[Stored records]

◆ ◆ ◆ ◆ ◆ ◆ ◆

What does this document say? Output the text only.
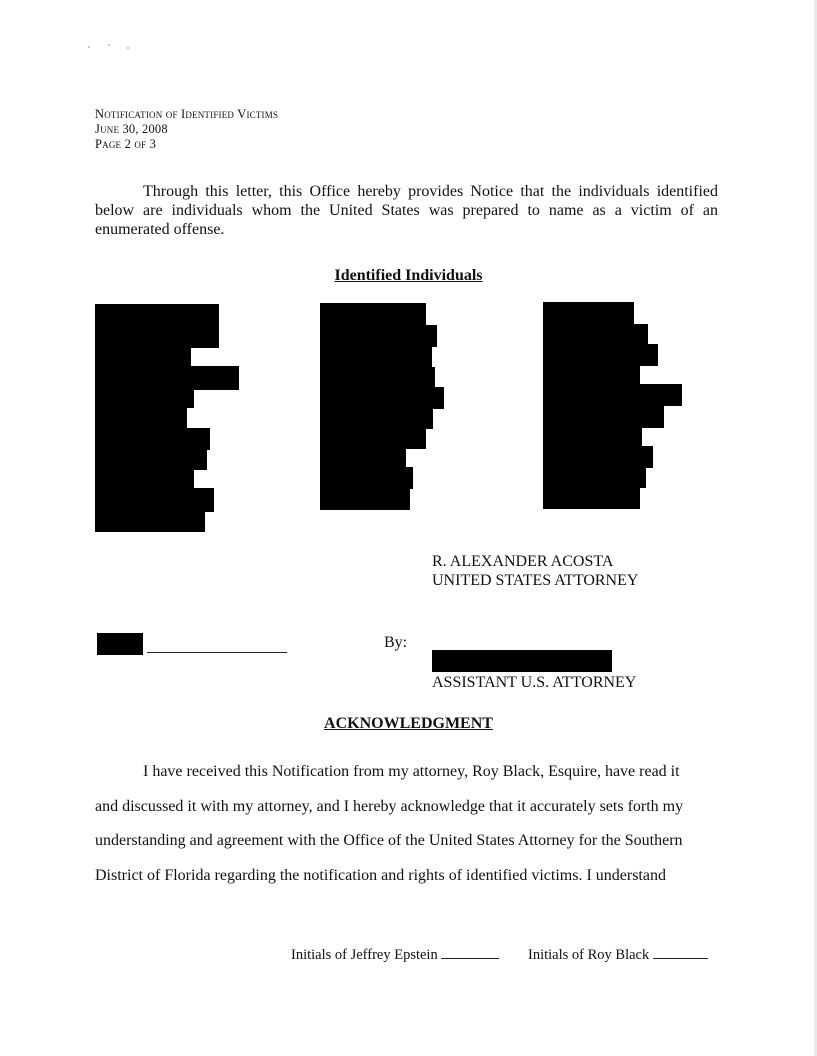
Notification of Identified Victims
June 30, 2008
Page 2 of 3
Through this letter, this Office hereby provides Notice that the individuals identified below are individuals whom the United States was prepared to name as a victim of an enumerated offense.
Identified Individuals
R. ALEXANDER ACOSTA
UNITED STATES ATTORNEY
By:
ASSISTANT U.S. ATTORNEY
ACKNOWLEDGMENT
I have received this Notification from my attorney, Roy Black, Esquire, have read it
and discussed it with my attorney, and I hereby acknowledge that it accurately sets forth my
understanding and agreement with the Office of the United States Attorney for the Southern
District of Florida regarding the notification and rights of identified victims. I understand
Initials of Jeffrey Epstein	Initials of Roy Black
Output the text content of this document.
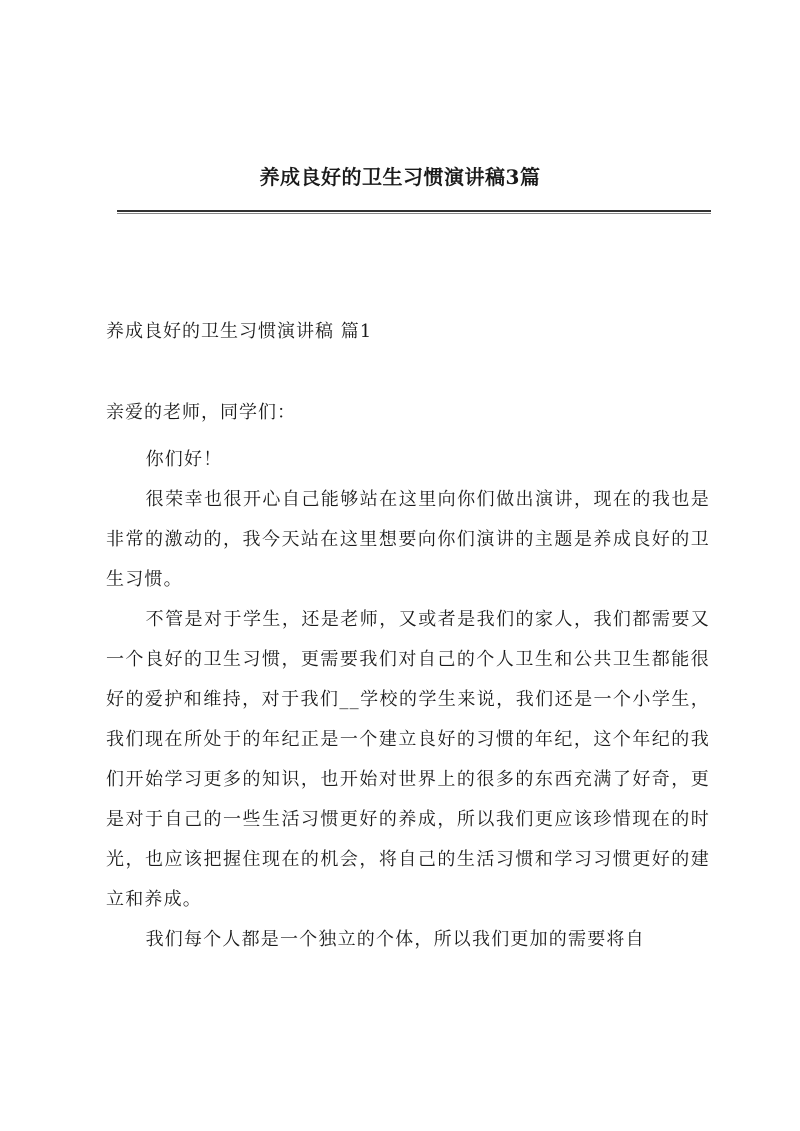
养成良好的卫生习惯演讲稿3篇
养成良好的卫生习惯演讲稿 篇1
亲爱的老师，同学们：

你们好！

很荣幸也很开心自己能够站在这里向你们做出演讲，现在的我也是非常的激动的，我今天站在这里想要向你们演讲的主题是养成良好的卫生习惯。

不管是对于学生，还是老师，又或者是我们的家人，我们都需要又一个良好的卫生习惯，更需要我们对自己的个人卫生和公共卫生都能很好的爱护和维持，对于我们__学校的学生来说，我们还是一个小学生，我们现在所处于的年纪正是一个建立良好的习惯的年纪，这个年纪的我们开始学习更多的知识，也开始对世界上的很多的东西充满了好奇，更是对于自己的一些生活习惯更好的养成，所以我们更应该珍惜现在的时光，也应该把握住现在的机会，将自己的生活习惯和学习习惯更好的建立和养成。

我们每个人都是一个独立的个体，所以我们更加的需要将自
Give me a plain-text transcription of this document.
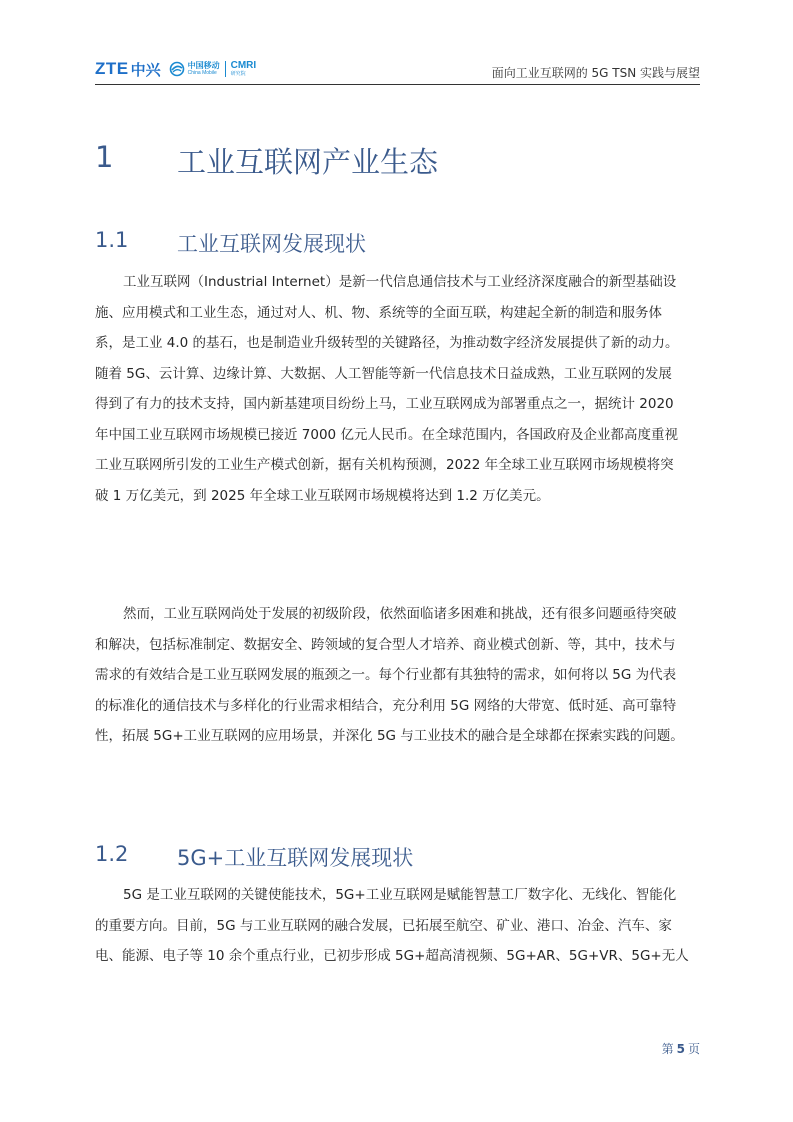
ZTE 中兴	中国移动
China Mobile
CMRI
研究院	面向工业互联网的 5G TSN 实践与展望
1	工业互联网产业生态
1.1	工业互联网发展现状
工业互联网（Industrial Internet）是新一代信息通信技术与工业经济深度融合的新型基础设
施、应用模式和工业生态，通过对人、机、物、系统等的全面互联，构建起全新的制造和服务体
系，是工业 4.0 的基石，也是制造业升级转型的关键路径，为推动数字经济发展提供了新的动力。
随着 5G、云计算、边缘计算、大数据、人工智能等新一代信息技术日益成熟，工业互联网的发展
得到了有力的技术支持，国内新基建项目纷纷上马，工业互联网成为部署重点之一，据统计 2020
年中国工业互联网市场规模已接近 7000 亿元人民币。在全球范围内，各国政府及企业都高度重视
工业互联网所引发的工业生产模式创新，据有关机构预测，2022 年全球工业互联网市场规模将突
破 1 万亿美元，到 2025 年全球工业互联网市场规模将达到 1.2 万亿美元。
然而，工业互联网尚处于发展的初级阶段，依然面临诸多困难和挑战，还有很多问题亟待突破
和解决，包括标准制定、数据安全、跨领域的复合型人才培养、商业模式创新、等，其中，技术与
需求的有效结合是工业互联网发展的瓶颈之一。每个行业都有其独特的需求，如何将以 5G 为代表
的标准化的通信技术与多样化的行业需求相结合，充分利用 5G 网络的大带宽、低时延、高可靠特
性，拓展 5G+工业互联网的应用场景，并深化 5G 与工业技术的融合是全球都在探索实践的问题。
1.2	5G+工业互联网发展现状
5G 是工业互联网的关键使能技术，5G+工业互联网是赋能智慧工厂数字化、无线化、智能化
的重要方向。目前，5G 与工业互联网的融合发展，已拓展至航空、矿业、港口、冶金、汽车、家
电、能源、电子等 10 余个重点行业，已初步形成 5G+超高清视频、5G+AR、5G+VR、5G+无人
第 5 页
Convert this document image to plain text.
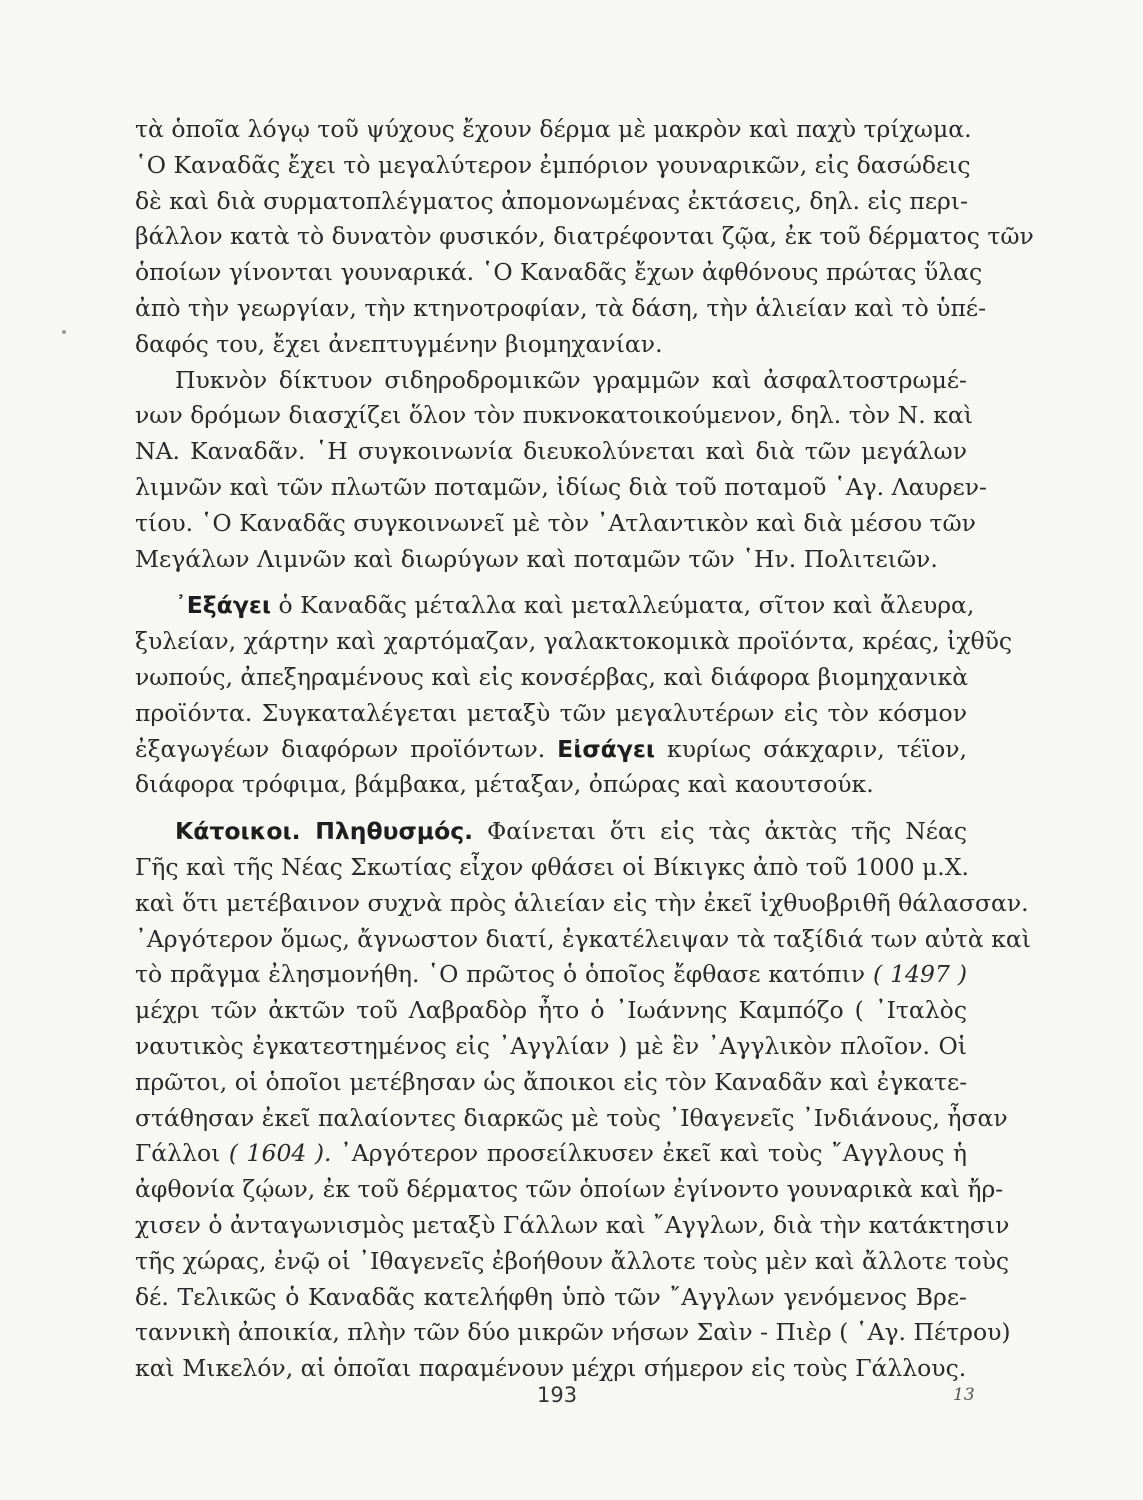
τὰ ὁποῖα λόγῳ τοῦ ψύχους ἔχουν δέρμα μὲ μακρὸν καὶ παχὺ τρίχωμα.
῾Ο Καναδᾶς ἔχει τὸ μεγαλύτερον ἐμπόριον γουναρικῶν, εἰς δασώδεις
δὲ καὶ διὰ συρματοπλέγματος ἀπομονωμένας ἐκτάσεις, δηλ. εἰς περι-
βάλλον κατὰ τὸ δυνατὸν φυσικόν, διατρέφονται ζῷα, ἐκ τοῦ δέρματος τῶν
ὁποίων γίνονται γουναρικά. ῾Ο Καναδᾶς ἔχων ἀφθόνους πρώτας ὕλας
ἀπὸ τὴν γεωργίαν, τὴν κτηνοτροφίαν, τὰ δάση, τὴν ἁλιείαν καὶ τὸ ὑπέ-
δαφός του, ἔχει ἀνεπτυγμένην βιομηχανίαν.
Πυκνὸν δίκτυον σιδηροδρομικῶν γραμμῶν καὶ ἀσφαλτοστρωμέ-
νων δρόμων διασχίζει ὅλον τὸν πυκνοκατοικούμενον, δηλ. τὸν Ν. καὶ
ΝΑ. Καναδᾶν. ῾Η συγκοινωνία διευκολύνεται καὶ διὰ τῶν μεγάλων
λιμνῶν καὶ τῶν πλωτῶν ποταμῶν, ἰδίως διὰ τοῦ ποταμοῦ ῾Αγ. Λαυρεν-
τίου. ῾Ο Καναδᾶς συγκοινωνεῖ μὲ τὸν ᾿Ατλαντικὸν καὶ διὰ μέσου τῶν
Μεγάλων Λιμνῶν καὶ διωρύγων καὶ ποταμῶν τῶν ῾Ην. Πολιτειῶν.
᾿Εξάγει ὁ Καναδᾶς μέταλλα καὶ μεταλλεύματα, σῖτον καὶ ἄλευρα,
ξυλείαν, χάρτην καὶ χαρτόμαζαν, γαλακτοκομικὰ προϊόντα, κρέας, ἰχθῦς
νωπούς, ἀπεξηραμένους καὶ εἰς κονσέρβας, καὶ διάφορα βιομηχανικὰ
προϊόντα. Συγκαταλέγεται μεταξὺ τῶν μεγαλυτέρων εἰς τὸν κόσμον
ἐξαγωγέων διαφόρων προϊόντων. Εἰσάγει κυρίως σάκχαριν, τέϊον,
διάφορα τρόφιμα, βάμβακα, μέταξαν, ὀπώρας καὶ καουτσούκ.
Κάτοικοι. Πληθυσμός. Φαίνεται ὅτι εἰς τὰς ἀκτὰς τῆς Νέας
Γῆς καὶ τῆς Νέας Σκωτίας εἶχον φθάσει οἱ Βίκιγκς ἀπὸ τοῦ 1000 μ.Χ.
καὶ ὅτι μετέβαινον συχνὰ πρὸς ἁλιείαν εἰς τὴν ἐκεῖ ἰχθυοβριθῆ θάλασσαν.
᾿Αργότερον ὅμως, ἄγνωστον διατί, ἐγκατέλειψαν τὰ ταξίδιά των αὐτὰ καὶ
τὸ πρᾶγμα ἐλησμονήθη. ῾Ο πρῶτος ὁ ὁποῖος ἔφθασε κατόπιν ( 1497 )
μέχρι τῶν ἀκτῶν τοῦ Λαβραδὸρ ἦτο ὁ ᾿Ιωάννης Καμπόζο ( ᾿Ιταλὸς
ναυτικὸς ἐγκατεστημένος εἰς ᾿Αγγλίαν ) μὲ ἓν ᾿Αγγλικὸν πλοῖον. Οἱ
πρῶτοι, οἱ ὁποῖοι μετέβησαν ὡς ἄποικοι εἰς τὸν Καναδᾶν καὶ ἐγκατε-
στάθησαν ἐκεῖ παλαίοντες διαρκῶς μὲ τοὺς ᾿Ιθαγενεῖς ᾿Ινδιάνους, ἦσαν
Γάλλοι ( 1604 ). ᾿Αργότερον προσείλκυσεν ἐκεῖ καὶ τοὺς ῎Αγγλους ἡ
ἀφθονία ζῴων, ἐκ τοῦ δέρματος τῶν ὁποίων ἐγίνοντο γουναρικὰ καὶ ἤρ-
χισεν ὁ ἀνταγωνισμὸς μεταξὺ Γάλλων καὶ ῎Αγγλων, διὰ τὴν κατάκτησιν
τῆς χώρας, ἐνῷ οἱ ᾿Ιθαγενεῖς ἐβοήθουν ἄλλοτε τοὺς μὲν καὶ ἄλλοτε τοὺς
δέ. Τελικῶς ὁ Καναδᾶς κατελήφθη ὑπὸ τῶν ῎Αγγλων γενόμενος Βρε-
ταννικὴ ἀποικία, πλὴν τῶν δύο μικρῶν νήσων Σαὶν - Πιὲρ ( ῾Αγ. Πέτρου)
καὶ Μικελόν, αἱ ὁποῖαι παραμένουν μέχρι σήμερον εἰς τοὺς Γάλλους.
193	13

◆ ◆ ◆ ◆ ◆ ◆ ◆

> **WORK TO DO**
Provide only the count of lines in the data above that include the string "Ιθαγενεῖς".

> **ANSWER FOR THE TASK**
2